* [OBJECTIVE 1]: According to the Aldous Huxley quotation in the chapter on names and symbols, what do words have power to do? List each one.
* [OBJECTIVE 2]: Write the next part of the chapter on names and symbols, continuing after its final sentence.

* [ARTICLE]:
####################

Chapter 5. Names and symbols.

We live in a day when there is a great war going on in the society in which we live. There are many
battlefronts and aspects to the war, but the primary war in our day is between Christianity and secular
Abounding Joy Christian Website

[W]ords have power to mould men’s thinking, to canalize their feeling, to direct their willing and acting.
Conduct and character are largely determined by the nature of the words we currently use to discuss
ourselves and the world around us.
Aldous Huxley

a. Names

Religionists like to use sharp-edged terms to describe atheists--terms like “secular humanists.”
There is nothing inherently wrong with the term secular humanist. “Secular” simply means
nonreligious and “humanism” is a philosophy that emphasizes ethics and personal responsibility for
the good of humanity without the need for god. There is even a “Council for Secular Humanism,” that
publishes the popular Free Inquiry magazine.

####################

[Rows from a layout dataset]
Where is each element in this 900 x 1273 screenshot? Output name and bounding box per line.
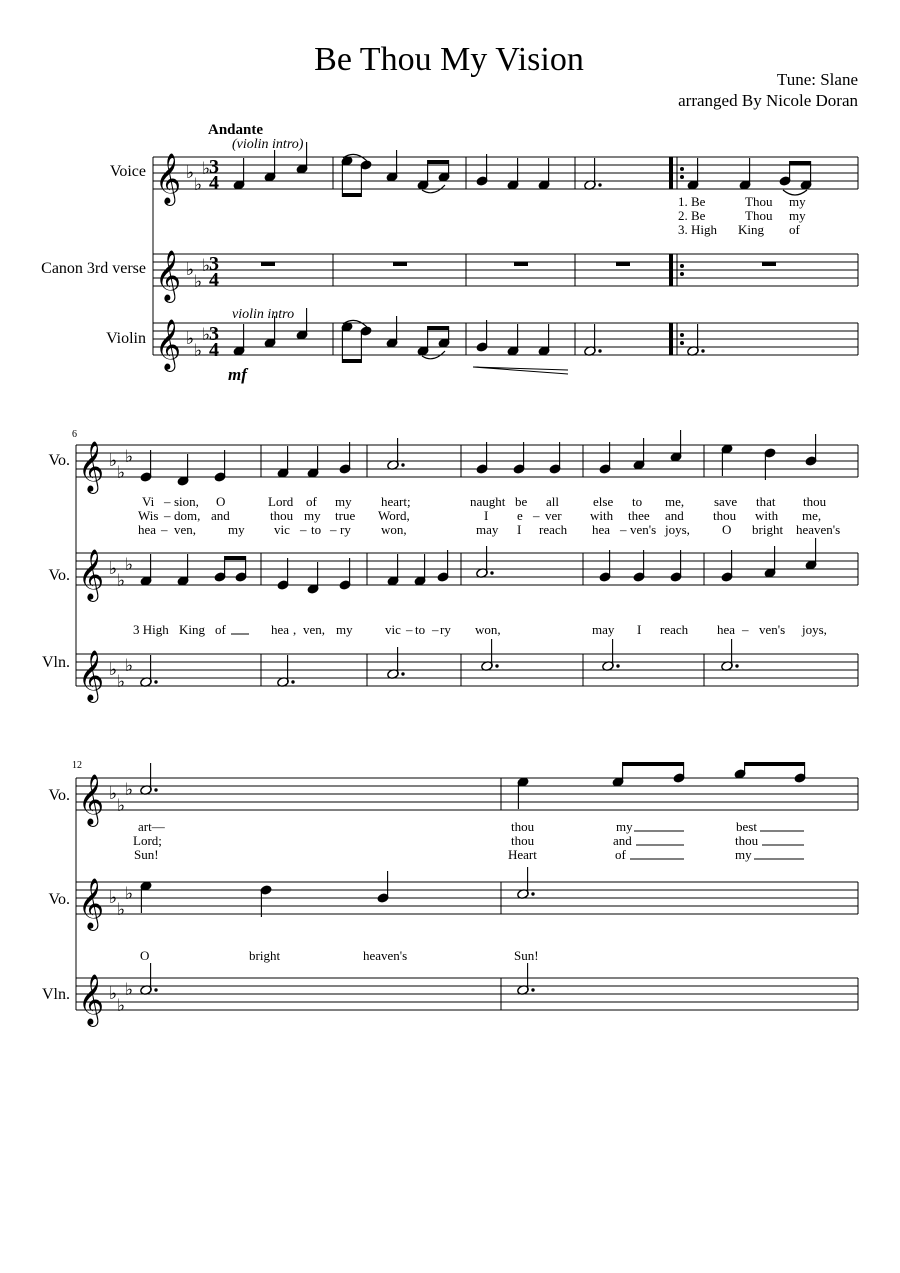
svg-text:of: of — [789, 222, 800, 237]
voice-lyrics-system-3 — [133, 819, 804, 862]
svg-text:ven's: ven's — [630, 522, 657, 537]
svg-text:3: 3 — [209, 323, 219, 345]
beam — [428, 160, 449, 164]
svg-text:Sun!: Sun! — [134, 847, 159, 862]
svg-text:to: to — [415, 622, 426, 637]
svg-text:4: 4 — [209, 269, 219, 291]
svg-text:hea: hea — [592, 522, 611, 537]
flat-icon: ♭ — [125, 980, 134, 1000]
svg-text:won,: won, — [475, 622, 501, 637]
tune-credit: Tune: Slane — [776, 70, 858, 89]
svg-text:I: I — [637, 622, 642, 637]
flat-icon: ♭ — [109, 660, 118, 680]
svg-text:art—: art— — [138, 819, 165, 834]
flat-icon: ♭ — [194, 272, 203, 292]
svg-text:to: to — [632, 494, 643, 509]
svg-text:–: – — [164, 508, 171, 523]
svg-text:ven,: ven, — [174, 522, 197, 537]
svg-text:my: my — [616, 819, 633, 834]
beam — [225, 556, 246, 560]
svg-text:my: my — [228, 522, 245, 537]
svg-text:my: my — [336, 622, 353, 637]
flat-icon: ♭ — [125, 656, 134, 676]
treble-clef-icon: 𝄞 — [155, 153, 182, 204]
svg-text:vic: vic — [385, 622, 401, 637]
svg-text:Thou: Thou — [745, 194, 773, 209]
svg-text:–: – — [432, 622, 439, 637]
flat-icon: ♭ — [202, 159, 211, 179]
svg-text:heaven's: heaven's — [796, 522, 841, 537]
augmentation-dot — [531, 892, 534, 895]
svg-text:hea: hea — [271, 622, 290, 637]
augmentation-dot — [598, 183, 601, 186]
flat-icon: ♭ — [202, 256, 211, 276]
part-abbrev-canon: Vo. — [48, 567, 70, 584]
svg-text:thou: thou — [803, 494, 827, 509]
svg-text:heaven's: heaven's — [363, 948, 408, 963]
flat-icon: ♭ — [125, 447, 134, 467]
svg-text:be: be — [515, 494, 528, 509]
flat-icon: ♭ — [186, 163, 195, 183]
time-signature — [209, 156, 219, 194]
svg-text:Lord: Lord — [268, 494, 294, 509]
part-name-voice: Voice — [109, 163, 146, 180]
svg-text:thou: thou — [735, 833, 759, 848]
svg-text:3: 3 — [209, 253, 219, 275]
treble-clef-icon: 𝄞 — [155, 319, 182, 370]
svg-text:dom,: dom, — [174, 508, 201, 523]
svg-text:–: – — [164, 494, 171, 509]
augmentation-dot — [154, 988, 157, 991]
augmentation-dot — [401, 463, 404, 466]
svg-text:save: save — [714, 494, 738, 509]
music-notation — [76, 142, 858, 1027]
svg-text:–: – — [330, 522, 337, 537]
svg-text:my: my — [304, 508, 321, 523]
svg-text:–: – — [300, 522, 307, 537]
flat-icon: ♭ — [109, 784, 118, 804]
violin-direction: violin intro — [232, 307, 295, 322]
svg-text:I: I — [484, 508, 489, 523]
svg-text:ry: ry — [440, 622, 451, 637]
augmentation-dot — [616, 664, 619, 667]
whole-rest — [393, 262, 407, 266]
augmentation-dot — [735, 664, 738, 667]
svg-text:Sun!: Sun! — [514, 948, 539, 963]
svg-text:2. Be: 2. Be — [678, 208, 706, 223]
svg-text:–: – — [742, 622, 749, 637]
svg-text:joys,: joys, — [802, 622, 827, 637]
svg-text:Thou: Thou — [745, 208, 773, 223]
svg-text:,: , — [293, 622, 297, 637]
svg-text:my: my — [789, 208, 806, 223]
repeat-dot — [680, 272, 684, 276]
svg-text:of: of — [306, 494, 317, 509]
svg-text:may: may — [476, 522, 499, 537]
part-name-violin: Violin — [106, 330, 146, 347]
svg-text:sion,: sion, — [174, 494, 199, 509]
treble-clef-icon: 𝄞 — [78, 650, 105, 701]
dynamic-marking: mf — [228, 365, 247, 384]
svg-text:–: – — [533, 508, 540, 523]
svg-text:and: and — [211, 508, 230, 523]
beam — [428, 326, 449, 330]
augmentation-dot — [598, 349, 601, 352]
svg-text:Word,: Word, — [378, 508, 410, 523]
svg-text:reach: reach — [539, 522, 568, 537]
svg-text:joys,: joys, — [665, 522, 690, 537]
svg-text:4: 4 — [209, 339, 219, 361]
svg-text:thou: thou — [713, 508, 737, 523]
augmentation-dot — [154, 680, 157, 683]
svg-text:me,: me, — [665, 494, 685, 509]
flat-icon: ♭ — [117, 900, 126, 920]
svg-text:best: best — [736, 819, 757, 834]
svg-text:1. Be: 1. Be — [678, 194, 706, 209]
svg-text:ver: ver — [545, 508, 562, 523]
svg-text:thee: thee — [628, 508, 650, 523]
whole-rest — [514, 262, 528, 266]
svg-text:–: – — [406, 622, 413, 637]
beam — [342, 193, 361, 197]
treble-clef-icon: 𝄞 — [155, 250, 182, 301]
flat-icon: ♭ — [109, 451, 118, 471]
repeat-dot — [680, 341, 684, 345]
svg-text:vic: vic — [274, 522, 290, 537]
svg-text:ven's: ven's — [759, 622, 786, 637]
part-name-canon: Canon 3rd verse — [41, 260, 146, 277]
svg-text:O: O — [216, 494, 226, 509]
augmentation-dot — [495, 664, 498, 667]
svg-text:e: e — [517, 508, 523, 523]
svg-text:thou: thou — [511, 833, 535, 848]
svg-text:all: all — [546, 494, 559, 509]
voice-direction: (violin intro) — [232, 137, 304, 152]
flat-icon: ♭ — [117, 672, 126, 692]
arranger-credit: arranged By Nicole Doran — [678, 91, 858, 110]
augmentation-dot — [701, 349, 704, 352]
svg-text:3. High: 3. High — [678, 222, 717, 237]
part-abbrev-violin: Vln. — [42, 986, 70, 1003]
svg-text:reach: reach — [660, 622, 689, 637]
repeat-dot — [680, 167, 684, 171]
svg-text:else: else — [593, 494, 614, 509]
tempo-marking: Andante — [208, 122, 264, 138]
svg-text:hea: hea — [717, 622, 736, 637]
svg-text:thou: thou — [511, 819, 535, 834]
svg-text:me,: me, — [802, 508, 822, 523]
canon-lyrics-system-2 — [133, 622, 827, 637]
beam — [790, 161, 811, 165]
part-abbrev-voice: Vo. — [48, 787, 70, 804]
svg-text:bright: bright — [249, 948, 281, 963]
flat-icon: ♭ — [109, 888, 118, 908]
beam — [623, 762, 684, 766]
svg-text:with: with — [755, 508, 779, 523]
svg-text:my: my — [335, 494, 352, 509]
treble-clef-icon: 𝄞 — [78, 974, 105, 1025]
treble-clef-icon: 𝄞 — [78, 774, 105, 825]
voice-lyrics-system-2 — [138, 494, 840, 537]
flat-icon: ♭ — [186, 260, 195, 280]
svg-text:O: O — [140, 948, 150, 963]
measure-number: 6 — [72, 429, 77, 440]
svg-text:Vi: Vi — [142, 494, 155, 509]
svg-text:true: true — [335, 508, 356, 523]
augmentation-dot — [531, 988, 534, 991]
svg-text:Lord;: Lord; — [133, 833, 162, 848]
repeat-dot — [680, 333, 684, 337]
flat-icon: ♭ — [117, 996, 126, 1016]
svg-text:and: and — [665, 508, 684, 523]
svg-text:naught: naught — [470, 494, 506, 509]
svg-text:King: King — [738, 222, 764, 237]
svg-text:I: I — [517, 522, 522, 537]
treble-clef-icon: 𝄞 — [78, 878, 105, 929]
whole-rest — [261, 262, 275, 266]
svg-text:–: – — [620, 522, 627, 537]
flat-icon: ♭ — [125, 780, 134, 800]
augmentation-dot — [291, 680, 294, 683]
flat-icon: ♭ — [194, 341, 203, 361]
time-signature — [209, 253, 219, 291]
svg-text:of: of — [615, 847, 626, 862]
part-abbrev-voice: Vo. — [48, 452, 70, 469]
svg-text:heart;: heart; — [381, 494, 411, 509]
svg-text:of: of — [215, 622, 226, 637]
repeat-dot — [680, 264, 684, 268]
part-abbrev-violin: Vln. — [42, 654, 70, 671]
score-title: Be Thou My Vision — [314, 41, 584, 78]
flat-icon: ♭ — [125, 884, 134, 904]
svg-text:to: to — [311, 522, 322, 537]
beam — [745, 762, 805, 766]
part-abbrev-canon: Vo. — [48, 891, 70, 908]
svg-text:ven,: ven, — [303, 622, 326, 637]
augmentation-dot — [490, 571, 493, 574]
whole-rest — [616, 262, 630, 266]
svg-text:with: with — [590, 508, 614, 523]
svg-text:hea: hea — [138, 522, 157, 537]
svg-text:–: – — [161, 522, 168, 537]
svg-text:ry: ry — [340, 522, 351, 537]
svg-text:King: King — [179, 622, 205, 637]
svg-text:3 High: 3 High — [133, 622, 169, 637]
svg-text:Wis: Wis — [138, 508, 159, 523]
svg-text:won,: won, — [381, 522, 407, 537]
augmentation-dot — [154, 788, 157, 791]
augmentation-dot — [401, 672, 404, 675]
flat-icon: ♭ — [202, 325, 211, 345]
svg-text:my: my — [735, 847, 752, 862]
treble-clef-icon: 𝄞 — [78, 441, 105, 492]
svg-text:may: may — [592, 622, 615, 637]
svg-text:and: and — [613, 833, 632, 848]
canon-lyrics-system-3 — [140, 948, 539, 963]
svg-text:3: 3 — [209, 156, 219, 178]
measure-number: 12 — [72, 760, 82, 771]
flat-icon: ♭ — [109, 984, 118, 1004]
flat-icon: ♭ — [125, 555, 134, 575]
svg-text:thou: thou — [270, 508, 294, 523]
svg-text:O: O — [722, 522, 732, 537]
treble-clef-icon: 𝄞 — [78, 549, 105, 600]
flat-icon: ♭ — [194, 175, 203, 195]
verse-starts — [678, 194, 806, 237]
flat-icon: ♭ — [117, 463, 126, 483]
whole-rest — [762, 262, 776, 266]
svg-text:Heart: Heart — [508, 847, 537, 862]
repeat-dot — [680, 175, 684, 179]
svg-text:bright: bright — [752, 522, 784, 537]
svg-text:my: my — [789, 194, 806, 209]
flat-icon: ♭ — [109, 559, 118, 579]
diminuendo-hairpin — [473, 367, 568, 374]
flat-icon: ♭ — [117, 571, 126, 591]
svg-text:that: that — [756, 494, 776, 509]
flat-icon: ♭ — [186, 329, 195, 349]
flat-icon: ♭ — [117, 796, 126, 816]
beam — [342, 359, 361, 363]
svg-text:4: 4 — [209, 172, 219, 194]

####################

* [ANSWER 1]:
- To mould men’s thinking
- To canalize their feeling
- To direct their willing and acting

* [ANSWER 2]:
But alternatively, the term “atheist” comes with a lot of baggage. Atheists are one of the most
despised minorities in America. It is little wonder that the majority of people without religion avoid the
term and cluster in a majority known as “nones.” Only about 10% of nonreligious people call
themselves atheists.

Because religionists have been negative about atheists for so long, atheists have sought alternative
terms to describe themselves, including: brights, freethinkers, godless, heathens, heretics,
humanists, infidels, irreligious, materialists, naturalists, nonbelievers, non-theists, nones, pagans,
rationalists, secularists, skeptics, unbelievers and more. This chapter looks briefly at some of these
terms, but I will be up front, the term I prefer and the term I believe we should gather under, is atheist.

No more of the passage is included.